**PROBLEM TO SOLVE**
Lines containing the string "change" are to be counted. Write only how many there are.

**EXTRACTED DATA**
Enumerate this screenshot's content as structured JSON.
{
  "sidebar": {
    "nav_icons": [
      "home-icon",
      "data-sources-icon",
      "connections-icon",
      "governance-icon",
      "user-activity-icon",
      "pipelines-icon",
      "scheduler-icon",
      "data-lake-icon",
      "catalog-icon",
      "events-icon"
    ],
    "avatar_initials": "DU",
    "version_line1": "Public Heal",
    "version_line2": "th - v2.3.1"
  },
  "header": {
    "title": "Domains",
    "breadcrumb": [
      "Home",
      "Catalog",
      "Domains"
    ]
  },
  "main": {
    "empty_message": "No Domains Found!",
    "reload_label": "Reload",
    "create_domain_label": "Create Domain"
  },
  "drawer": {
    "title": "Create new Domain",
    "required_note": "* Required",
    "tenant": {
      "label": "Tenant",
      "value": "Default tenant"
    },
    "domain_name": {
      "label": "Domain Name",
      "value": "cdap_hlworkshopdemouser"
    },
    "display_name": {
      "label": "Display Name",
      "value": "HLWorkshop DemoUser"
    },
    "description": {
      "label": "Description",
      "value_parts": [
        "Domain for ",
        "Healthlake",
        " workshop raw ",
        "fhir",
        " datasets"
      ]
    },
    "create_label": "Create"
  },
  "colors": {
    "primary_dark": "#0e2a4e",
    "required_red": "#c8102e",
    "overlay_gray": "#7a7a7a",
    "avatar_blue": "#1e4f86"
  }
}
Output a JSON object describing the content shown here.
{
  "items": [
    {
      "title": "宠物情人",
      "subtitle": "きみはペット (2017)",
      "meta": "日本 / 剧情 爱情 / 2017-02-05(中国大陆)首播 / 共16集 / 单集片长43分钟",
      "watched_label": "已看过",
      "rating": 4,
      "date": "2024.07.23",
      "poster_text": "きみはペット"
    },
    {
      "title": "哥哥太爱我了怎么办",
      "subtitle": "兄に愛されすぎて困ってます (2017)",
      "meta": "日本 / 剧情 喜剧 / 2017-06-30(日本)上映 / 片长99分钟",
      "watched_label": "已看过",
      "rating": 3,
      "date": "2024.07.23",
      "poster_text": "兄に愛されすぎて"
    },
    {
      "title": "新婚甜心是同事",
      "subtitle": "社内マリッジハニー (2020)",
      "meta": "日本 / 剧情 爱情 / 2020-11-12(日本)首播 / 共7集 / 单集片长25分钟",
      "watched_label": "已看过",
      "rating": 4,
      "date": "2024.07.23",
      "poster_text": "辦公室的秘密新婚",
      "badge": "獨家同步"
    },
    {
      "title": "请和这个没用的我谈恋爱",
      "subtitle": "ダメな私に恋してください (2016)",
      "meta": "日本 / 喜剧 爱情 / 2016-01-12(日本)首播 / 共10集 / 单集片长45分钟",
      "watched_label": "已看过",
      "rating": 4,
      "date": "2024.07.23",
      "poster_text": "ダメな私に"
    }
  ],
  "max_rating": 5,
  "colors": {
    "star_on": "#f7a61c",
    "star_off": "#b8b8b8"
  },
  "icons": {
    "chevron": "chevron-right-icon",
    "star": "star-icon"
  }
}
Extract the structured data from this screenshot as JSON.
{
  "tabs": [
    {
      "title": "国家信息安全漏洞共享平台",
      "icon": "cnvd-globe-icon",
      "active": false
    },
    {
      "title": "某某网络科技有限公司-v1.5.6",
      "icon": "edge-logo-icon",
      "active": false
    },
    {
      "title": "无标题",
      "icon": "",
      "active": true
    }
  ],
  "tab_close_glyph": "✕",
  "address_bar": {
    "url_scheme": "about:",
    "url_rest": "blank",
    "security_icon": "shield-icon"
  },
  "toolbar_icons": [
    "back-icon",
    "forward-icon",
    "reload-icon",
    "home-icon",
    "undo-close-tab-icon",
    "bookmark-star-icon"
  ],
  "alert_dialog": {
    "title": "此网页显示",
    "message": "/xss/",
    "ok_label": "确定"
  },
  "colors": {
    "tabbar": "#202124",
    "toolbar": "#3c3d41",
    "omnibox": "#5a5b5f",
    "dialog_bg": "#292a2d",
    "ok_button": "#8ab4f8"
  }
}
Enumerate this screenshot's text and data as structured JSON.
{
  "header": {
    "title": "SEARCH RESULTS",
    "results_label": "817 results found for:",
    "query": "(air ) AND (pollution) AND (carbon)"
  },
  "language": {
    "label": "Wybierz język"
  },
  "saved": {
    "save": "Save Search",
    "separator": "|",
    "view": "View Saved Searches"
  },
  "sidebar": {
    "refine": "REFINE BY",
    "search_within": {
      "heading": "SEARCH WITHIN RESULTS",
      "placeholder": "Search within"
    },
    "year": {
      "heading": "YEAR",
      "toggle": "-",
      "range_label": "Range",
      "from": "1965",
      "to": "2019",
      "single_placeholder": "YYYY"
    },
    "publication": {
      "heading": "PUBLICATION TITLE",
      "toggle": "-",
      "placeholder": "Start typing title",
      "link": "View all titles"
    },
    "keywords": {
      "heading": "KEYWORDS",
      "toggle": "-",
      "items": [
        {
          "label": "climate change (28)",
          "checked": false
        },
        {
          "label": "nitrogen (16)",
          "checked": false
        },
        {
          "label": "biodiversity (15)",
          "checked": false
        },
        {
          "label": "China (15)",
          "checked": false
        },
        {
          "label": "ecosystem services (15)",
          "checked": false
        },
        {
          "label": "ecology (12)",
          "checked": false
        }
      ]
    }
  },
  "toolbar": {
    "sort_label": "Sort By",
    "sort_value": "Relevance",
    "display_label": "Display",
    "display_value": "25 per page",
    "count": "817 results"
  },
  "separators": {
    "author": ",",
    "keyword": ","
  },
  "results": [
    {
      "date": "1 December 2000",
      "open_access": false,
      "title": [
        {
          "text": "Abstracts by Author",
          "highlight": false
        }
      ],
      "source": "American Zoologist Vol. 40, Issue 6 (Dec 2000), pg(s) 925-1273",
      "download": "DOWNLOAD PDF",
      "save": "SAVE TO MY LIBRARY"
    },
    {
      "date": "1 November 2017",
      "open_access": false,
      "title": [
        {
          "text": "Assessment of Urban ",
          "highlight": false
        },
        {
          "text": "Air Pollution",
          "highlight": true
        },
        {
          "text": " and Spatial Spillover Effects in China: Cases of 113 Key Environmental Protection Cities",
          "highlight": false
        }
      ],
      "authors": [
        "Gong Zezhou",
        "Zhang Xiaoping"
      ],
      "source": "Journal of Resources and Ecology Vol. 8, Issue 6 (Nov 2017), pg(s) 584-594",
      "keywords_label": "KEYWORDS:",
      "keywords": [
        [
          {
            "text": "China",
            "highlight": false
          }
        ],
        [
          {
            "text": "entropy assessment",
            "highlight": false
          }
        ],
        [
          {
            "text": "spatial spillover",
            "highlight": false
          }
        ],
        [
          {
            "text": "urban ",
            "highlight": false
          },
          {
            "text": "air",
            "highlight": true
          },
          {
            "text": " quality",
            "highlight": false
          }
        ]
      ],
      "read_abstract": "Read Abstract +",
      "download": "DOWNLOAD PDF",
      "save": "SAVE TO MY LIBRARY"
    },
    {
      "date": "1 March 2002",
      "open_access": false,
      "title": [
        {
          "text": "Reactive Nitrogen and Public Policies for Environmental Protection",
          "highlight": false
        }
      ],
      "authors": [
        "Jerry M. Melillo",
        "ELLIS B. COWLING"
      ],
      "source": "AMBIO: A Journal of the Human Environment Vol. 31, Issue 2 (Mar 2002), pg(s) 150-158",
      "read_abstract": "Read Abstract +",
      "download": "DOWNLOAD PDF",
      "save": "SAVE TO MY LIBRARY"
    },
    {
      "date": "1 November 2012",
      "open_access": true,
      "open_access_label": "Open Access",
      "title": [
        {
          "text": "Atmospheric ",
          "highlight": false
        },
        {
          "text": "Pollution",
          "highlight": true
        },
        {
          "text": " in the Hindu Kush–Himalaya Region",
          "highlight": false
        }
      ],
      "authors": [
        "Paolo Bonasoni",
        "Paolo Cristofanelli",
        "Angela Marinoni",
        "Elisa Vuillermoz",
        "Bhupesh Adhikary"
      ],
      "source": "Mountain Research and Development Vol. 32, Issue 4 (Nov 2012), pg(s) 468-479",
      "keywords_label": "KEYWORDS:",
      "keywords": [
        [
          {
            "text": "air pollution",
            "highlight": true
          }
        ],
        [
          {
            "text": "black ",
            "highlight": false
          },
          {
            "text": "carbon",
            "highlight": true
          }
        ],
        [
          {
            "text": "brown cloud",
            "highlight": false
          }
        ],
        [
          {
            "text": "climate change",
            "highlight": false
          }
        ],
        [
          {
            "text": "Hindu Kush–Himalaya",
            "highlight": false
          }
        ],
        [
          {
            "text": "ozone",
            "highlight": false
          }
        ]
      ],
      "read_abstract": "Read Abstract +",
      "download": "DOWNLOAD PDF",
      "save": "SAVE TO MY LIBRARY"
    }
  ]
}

**SOLUTION**
2